**Goal of the exercise**: Copy out each line featuring the string "Ages" from the entries beneath.

**Data entries**:
begin

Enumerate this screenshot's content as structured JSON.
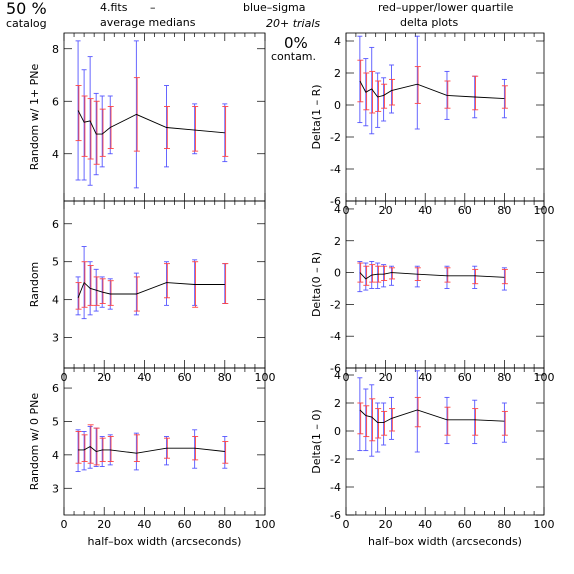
{
  "header": {
    "percent": "50 %",
    "catalog": "catalog",
    "file": "4.fits",
    "dash": "–",
    "medians": "average medians",
    "sigma": "blue–sigma",
    "quartile": "red–upper/lower quartile",
    "trials": "20+ trials",
    "delta_title": "delta plots",
    "contam_value": "0%",
    "contam_label": "contam."
  },
  "colors": {
    "sigma": "#5555ff",
    "quartile": "#ff4444",
    "median_line": "#000000"
  },
  "chart_data": [
    {
      "type": "line",
      "ylabel": "Random w/ 1+ PNe",
      "xlim": [
        0,
        100
      ],
      "ylim": [
        2.2,
        8.6
      ],
      "yticks": [
        4,
        6,
        8
      ],
      "show_xtick_labels": false,
      "x": [
        7,
        10,
        13,
        16,
        19,
        23,
        36,
        51,
        65,
        80
      ],
      "values": [
        5.65,
        5.2,
        5.25,
        4.75,
        4.75,
        5.0,
        5.5,
        5.0,
        4.9,
        4.8
      ],
      "sigma_low": [
        3.0,
        3.0,
        2.8,
        3.2,
        3.5,
        4.0,
        2.7,
        3.5,
        4.0,
        3.7
      ],
      "sigma_high": [
        8.3,
        7.2,
        7.7,
        6.3,
        6.2,
        6.2,
        8.3,
        6.6,
        5.9,
        5.9
      ],
      "q_low": [
        4.5,
        3.9,
        3.8,
        3.6,
        3.9,
        4.2,
        4.1,
        4.2,
        4.1,
        3.9
      ],
      "q_high": [
        6.6,
        6.2,
        6.1,
        6.0,
        5.7,
        5.8,
        6.9,
        5.8,
        5.8,
        5.8
      ]
    },
    {
      "type": "line",
      "ylabel": "Delta(1 – R)",
      "xlim": [
        0,
        100
      ],
      "ylim": [
        -6,
        4.5
      ],
      "yticks": [
        -6,
        -4,
        -2,
        0,
        2,
        4
      ],
      "show_xtick_labels": true,
      "x": [
        7,
        10,
        13,
        16,
        19,
        23,
        36,
        51,
        65,
        80
      ],
      "values": [
        1.5,
        0.8,
        1.0,
        0.5,
        0.6,
        0.9,
        1.3,
        0.6,
        0.5,
        0.4
      ],
      "sigma_low": [
        -1.1,
        -1.3,
        -1.8,
        -1.4,
        -1.0,
        -0.5,
        -1.5,
        -0.9,
        -0.8,
        -0.8
      ],
      "sigma_high": [
        4.3,
        2.9,
        3.6,
        2.0,
        1.7,
        2.5,
        4.3,
        2.1,
        1.8,
        1.6
      ],
      "q_low": [
        0.2,
        -0.3,
        -0.5,
        -0.4,
        -0.2,
        0.0,
        0.1,
        -0.2,
        -0.3,
        -0.2
      ],
      "q_high": [
        2.8,
        2.0,
        2.1,
        1.5,
        1.3,
        1.6,
        2.4,
        1.5,
        1.8,
        1.2
      ]
    },
    {
      "type": "line",
      "ylabel": "Random",
      "xlim": [
        0,
        100
      ],
      "ylim": [
        2.2,
        6.6
      ],
      "yticks": [
        3,
        4,
        5,
        6
      ],
      "show_xtick_labels": true,
      "x": [
        7,
        10,
        13,
        16,
        19,
        23,
        36,
        51,
        65,
        80
      ],
      "values": [
        4.05,
        4.45,
        4.3,
        4.25,
        4.2,
        4.15,
        4.15,
        4.45,
        4.4,
        4.4
      ],
      "sigma_low": [
        3.6,
        3.5,
        3.6,
        3.7,
        3.8,
        3.75,
        3.6,
        3.85,
        3.85,
        3.9
      ],
      "sigma_high": [
        4.6,
        5.4,
        5.0,
        4.8,
        4.6,
        4.55,
        4.7,
        5.0,
        5.05,
        4.95
      ],
      "q_low": [
        3.75,
        3.8,
        3.85,
        3.85,
        3.9,
        3.85,
        3.7,
        4.05,
        3.8,
        3.9
      ],
      "q_high": [
        4.45,
        5.0,
        4.9,
        4.6,
        4.55,
        4.5,
        4.6,
        4.95,
        5.0,
        4.95
      ]
    },
    {
      "type": "line",
      "ylabel": "Delta(0 – R)",
      "xlim": [
        0,
        100
      ],
      "ylim": [
        -6,
        4.5
      ],
      "yticks": [
        -6,
        -4,
        -2,
        0,
        2,
        4
      ],
      "show_xtick_labels": true,
      "x": [
        7,
        10,
        13,
        16,
        19,
        23,
        36,
        51,
        65,
        80
      ],
      "values": [
        0.0,
        -0.4,
        -0.15,
        -0.1,
        -0.1,
        0.0,
        -0.1,
        -0.2,
        -0.2,
        -0.3
      ],
      "sigma_low": [
        -1.2,
        -1.1,
        -1.0,
        -1.0,
        -0.9,
        -0.8,
        -0.9,
        -1.0,
        -1.0,
        -1.1
      ],
      "sigma_high": [
        0.7,
        0.6,
        0.7,
        0.6,
        0.5,
        0.4,
        0.4,
        0.4,
        0.4,
        0.3
      ],
      "q_low": [
        -0.6,
        -0.8,
        -0.6,
        -0.6,
        -0.5,
        -0.4,
        -0.5,
        -0.6,
        -0.7,
        -0.7
      ],
      "q_high": [
        0.6,
        0.4,
        0.5,
        0.4,
        0.4,
        0.3,
        0.3,
        0.3,
        0.2,
        0.2
      ]
    },
    {
      "type": "line",
      "ylabel": "Random w/ 0 PNe",
      "xlim": [
        0,
        100
      ],
      "ylim": [
        2.2,
        6.6
      ],
      "yticks": [
        3,
        4,
        5,
        6
      ],
      "show_xtick_labels": true,
      "xlabel": "half–box width (arcseconds)",
      "x": [
        7,
        10,
        13,
        16,
        19,
        23,
        36,
        51,
        65,
        80
      ],
      "values": [
        4.15,
        4.15,
        4.25,
        4.1,
        4.15,
        4.15,
        4.05,
        4.2,
        4.2,
        4.1
      ],
      "sigma_low": [
        3.5,
        3.55,
        3.6,
        3.65,
        3.65,
        3.7,
        3.55,
        3.7,
        3.6,
        3.6
      ],
      "sigma_high": [
        4.75,
        4.7,
        4.85,
        4.8,
        4.55,
        4.6,
        4.65,
        4.55,
        4.75,
        4.55
      ],
      "q_low": [
        3.75,
        3.8,
        3.75,
        3.7,
        3.8,
        3.8,
        3.8,
        3.9,
        3.85,
        3.75
      ],
      "q_high": [
        4.7,
        4.6,
        4.9,
        4.8,
        4.5,
        4.55,
        4.6,
        4.5,
        4.55,
        4.4
      ]
    },
    {
      "type": "line",
      "ylabel": "Delta(1 – 0)",
      "xlim": [
        0,
        100
      ],
      "ylim": [
        -6,
        4.5
      ],
      "yticks": [
        -6,
        -4,
        -2,
        0,
        2,
        4
      ],
      "show_xtick_labels": true,
      "xlabel": "half–box width (arcseconds)",
      "x": [
        7,
        10,
        13,
        16,
        19,
        23,
        36,
        51,
        65,
        80
      ],
      "values": [
        1.5,
        1.1,
        1.0,
        0.6,
        0.6,
        0.9,
        1.5,
        0.8,
        0.8,
        0.7
      ],
      "sigma_low": [
        -1.4,
        -1.4,
        -1.8,
        -1.5,
        -1.0,
        -0.6,
        -1.5,
        -0.9,
        -0.9,
        -0.8
      ],
      "sigma_high": [
        3.8,
        3.0,
        3.3,
        2.0,
        2.0,
        2.4,
        4.3,
        2.4,
        2.2,
        2.0
      ],
      "q_low": [
        -0.2,
        -0.4,
        -0.7,
        -0.5,
        -0.3,
        0.0,
        0.3,
        -0.3,
        -0.3,
        -0.3
      ],
      "q_high": [
        2.0,
        1.8,
        2.3,
        1.6,
        1.4,
        1.6,
        2.4,
        1.7,
        1.6,
        1.4
      ]
    }
  ]
}
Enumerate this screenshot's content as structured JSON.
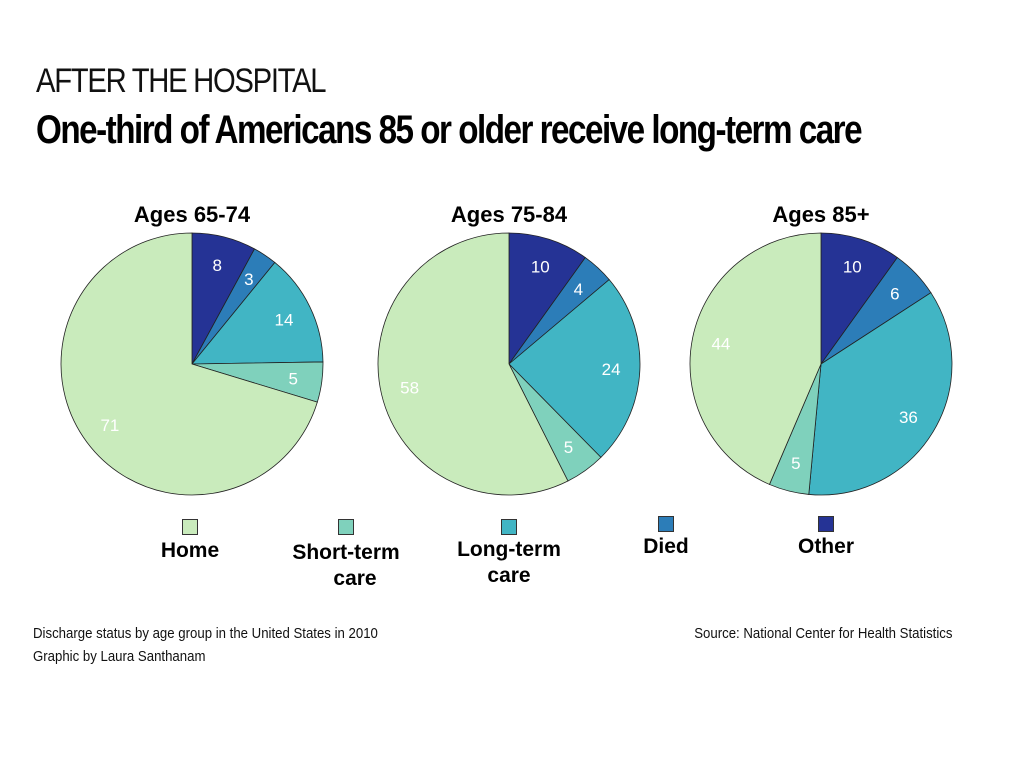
{
  "header": {
    "kicker": "AFTER THE HOSPITAL",
    "title": "One-third of Americans 85 or older receive long-term care"
  },
  "colors": {
    "home": "#c9ebbc",
    "short_term_care": "#7fd1bc",
    "long_term_care": "#41b5c4",
    "died": "#2c7db8",
    "other": "#253395",
    "outline": "#222222",
    "label": "#ffffff"
  },
  "legend": [
    {
      "key": "home",
      "label": "Home"
    },
    {
      "key": "short_term_care",
      "label": "Short-term care"
    },
    {
      "key": "long_term_care",
      "label": "Long-term care"
    },
    {
      "key": "died",
      "label": "Died"
    },
    {
      "key": "other",
      "label": "Other"
    }
  ],
  "chart_data": [
    {
      "type": "pie",
      "title": "Ages 65-74",
      "categories": [
        "Other",
        "Died",
        "Long-term care",
        "Short-term care",
        "Home"
      ],
      "values": [
        8,
        3,
        14,
        5,
        71
      ]
    },
    {
      "type": "pie",
      "title": "Ages 75-84",
      "categories": [
        "Other",
        "Died",
        "Long-term care",
        "Short-term care",
        "Home"
      ],
      "values": [
        10,
        4,
        24,
        5,
        58
      ]
    },
    {
      "type": "pie",
      "title": "Ages 85+",
      "categories": [
        "Other",
        "Died",
        "Long-term care",
        "Short-term care",
        "Home"
      ],
      "values": [
        10,
        6,
        36,
        5,
        44
      ]
    }
  ],
  "footer": {
    "description": "Discharge status by age group in the United States in 2010",
    "credit": "Graphic by Laura Santhanam",
    "source": "Source: National Center for Health Statistics"
  }
}
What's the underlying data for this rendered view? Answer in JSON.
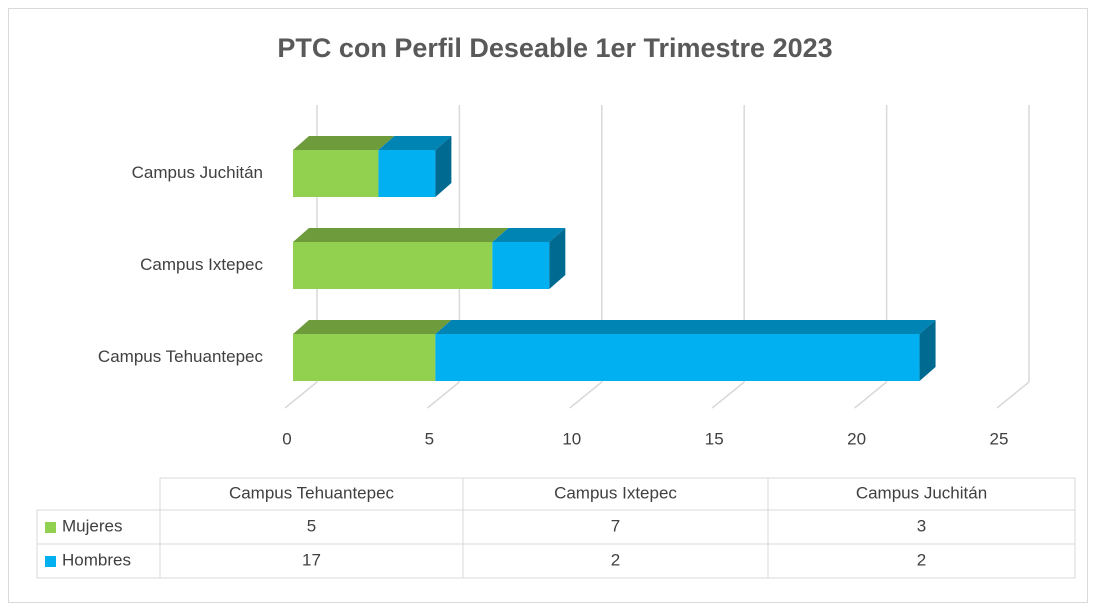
{
  "chart_data": {
    "type": "bar",
    "orientation": "horizontal",
    "stacked": true,
    "3d": true,
    "title": "PTC con Perfil Deseable  1er Trimestre 2023",
    "categories": [
      "Campus Tehuantepec",
      "Campus Ixtepec",
      "Campus Juchitán"
    ],
    "series": [
      {
        "name": "Mujeres",
        "color": "#92d050",
        "values": [
          5,
          7,
          3
        ]
      },
      {
        "name": "Hombres",
        "color": "#00b0f0",
        "values": [
          17,
          2,
          2
        ]
      }
    ],
    "xlim": [
      0,
      25
    ],
    "xticks": [
      0,
      5,
      10,
      15,
      20,
      25
    ],
    "grid": true,
    "data_table": true
  }
}
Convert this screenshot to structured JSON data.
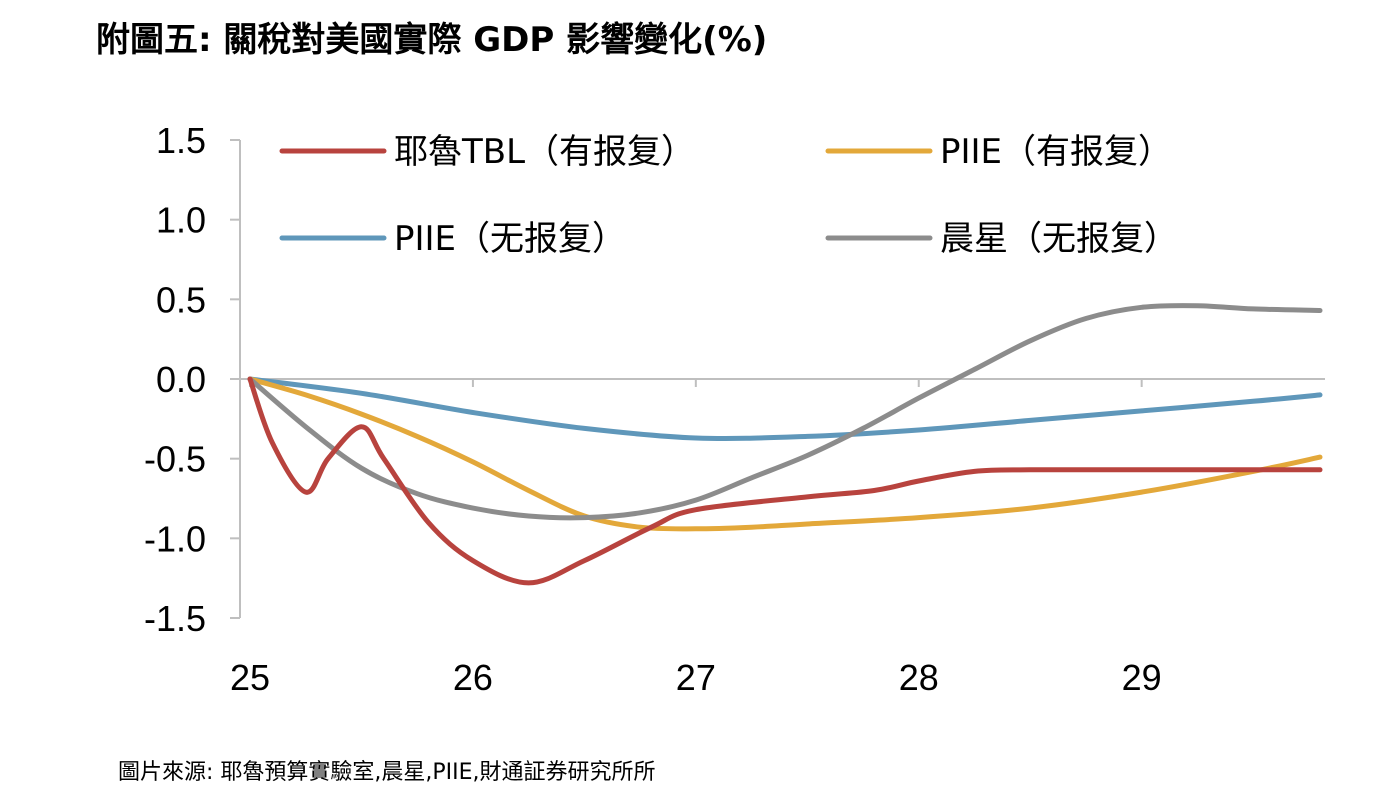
{
  "title": "附圖五: 關稅對美國實際 GDP 影響變化(%)",
  "source": "圖片來源: 耶魯預算實驗室,晨星,PIIE,財通証券研究所所",
  "chart_data": {
    "type": "line",
    "title": "附圖五: 關稅對美國實際 GDP 影響變化(%)",
    "xlabel": "",
    "ylabel": "",
    "xlim": [
      25,
      29.8
    ],
    "ylim": [
      -1.5,
      1.5
    ],
    "x_ticks": [
      25,
      26,
      27,
      28,
      29
    ],
    "x_tick_labels": [
      "25",
      "26",
      "27",
      "28",
      "29"
    ],
    "y_ticks": [
      1.5,
      1.0,
      0.5,
      0.0,
      -0.5,
      -1.0,
      -1.5
    ],
    "y_tick_labels": [
      "1.5",
      "1.0",
      "0.5",
      "0.0",
      "-0.5",
      "-1.0",
      "-1.5"
    ],
    "grid": false,
    "legend_position": "top",
    "series": [
      {
        "name": "耶魯TBL（有报复）",
        "color": "#b8433e",
        "x": [
          25.0,
          25.1,
          25.25,
          25.35,
          25.5,
          25.6,
          25.8,
          26.0,
          26.25,
          26.5,
          26.8,
          27.0,
          27.5,
          27.8,
          28.0,
          28.25,
          28.5,
          29.0,
          29.8
        ],
        "y": [
          0.0,
          -0.4,
          -0.71,
          -0.5,
          -0.3,
          -0.5,
          -0.9,
          -1.14,
          -1.28,
          -1.14,
          -0.93,
          -0.82,
          -0.74,
          -0.7,
          -0.64,
          -0.58,
          -0.57,
          -0.57,
          -0.57
        ]
      },
      {
        "name": "PIIE（有报复）",
        "color": "#e3a83a",
        "x": [
          25.0,
          25.25,
          25.5,
          25.75,
          26.0,
          26.25,
          26.5,
          26.75,
          27.0,
          27.25,
          27.5,
          28.0,
          28.5,
          29.0,
          29.5,
          29.8
        ],
        "y": [
          0.0,
          -0.1,
          -0.22,
          -0.36,
          -0.52,
          -0.7,
          -0.86,
          -0.93,
          -0.94,
          -0.93,
          -0.91,
          -0.87,
          -0.81,
          -0.71,
          -0.58,
          -0.49
        ]
      },
      {
        "name": "PIIE（无报复）",
        "color": "#5f97ba",
        "x": [
          25.0,
          25.5,
          26.0,
          26.5,
          27.0,
          27.5,
          28.0,
          28.5,
          29.0,
          29.5,
          29.8
        ],
        "y": [
          0.0,
          -0.09,
          -0.21,
          -0.31,
          -0.37,
          -0.36,
          -0.32,
          -0.26,
          -0.2,
          -0.14,
          -0.1
        ]
      },
      {
        "name": "晨星（无报复）",
        "color": "#8c8c8c",
        "x": [
          25.0,
          25.25,
          25.5,
          25.75,
          26.0,
          26.25,
          26.5,
          26.75,
          27.0,
          27.25,
          27.5,
          27.75,
          28.0,
          28.25,
          28.5,
          28.75,
          29.0,
          29.25,
          29.5,
          29.8
        ],
        "y": [
          0.0,
          -0.3,
          -0.56,
          -0.72,
          -0.81,
          -0.86,
          -0.87,
          -0.84,
          -0.76,
          -0.62,
          -0.48,
          -0.31,
          -0.12,
          0.06,
          0.24,
          0.38,
          0.45,
          0.46,
          0.44,
          0.43
        ]
      }
    ]
  }
}
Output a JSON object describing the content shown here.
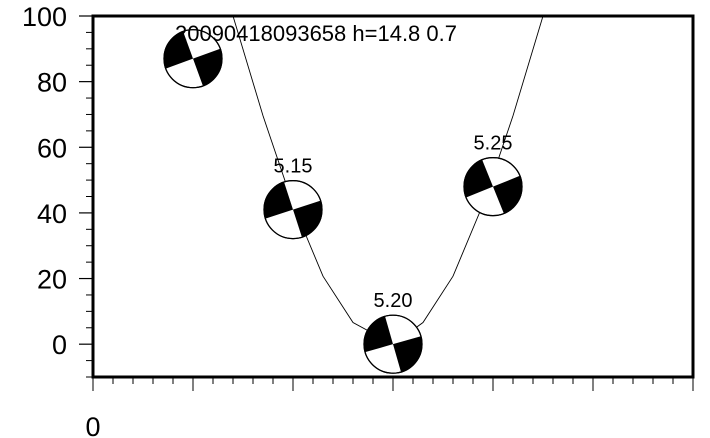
{
  "chart_data": {
    "type": "scatter",
    "title": "20090418093658 h=14.8  0.7",
    "xlim": [
      0,
      6
    ],
    "ylim": [
      -10,
      100
    ],
    "y_ticks": [
      0,
      20,
      40,
      60,
      80,
      100
    ],
    "y_tick_labels": [
      "0",
      "20",
      "40",
      "60",
      "80",
      "100"
    ],
    "x_tick_labels": [
      "0"
    ],
    "grid": false,
    "series": [
      {
        "name": "misfit-curve",
        "type": "line",
        "x": [
          1.4,
          1.7,
          2.0,
          2.3,
          2.6,
          3.0,
          3.3,
          3.6,
          3.9,
          4.2,
          4.5
        ],
        "y": [
          100,
          69.6,
          42.6,
          20.7,
          6.6,
          0,
          6.6,
          20.7,
          42.6,
          69.6,
          100
        ]
      },
      {
        "name": "focal-mechanisms",
        "type": "beachball",
        "points": [
          {
            "label": "",
            "x": 1.0,
            "y": 87,
            "strike_deg": -20
          },
          {
            "label": "5.15",
            "x": 2.0,
            "y": 41,
            "strike_deg": -18
          },
          {
            "label": "5.20",
            "x": 3.0,
            "y": 0,
            "strike_deg": -16
          },
          {
            "label": "5.25",
            "x": 4.0,
            "y": 48,
            "strike_deg": -22
          }
        ]
      }
    ]
  }
}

end

**Answer for the task**:
      "title": "Ages 65-74",
      "title": "Ages 75-84",
      "title": "Ages 85+",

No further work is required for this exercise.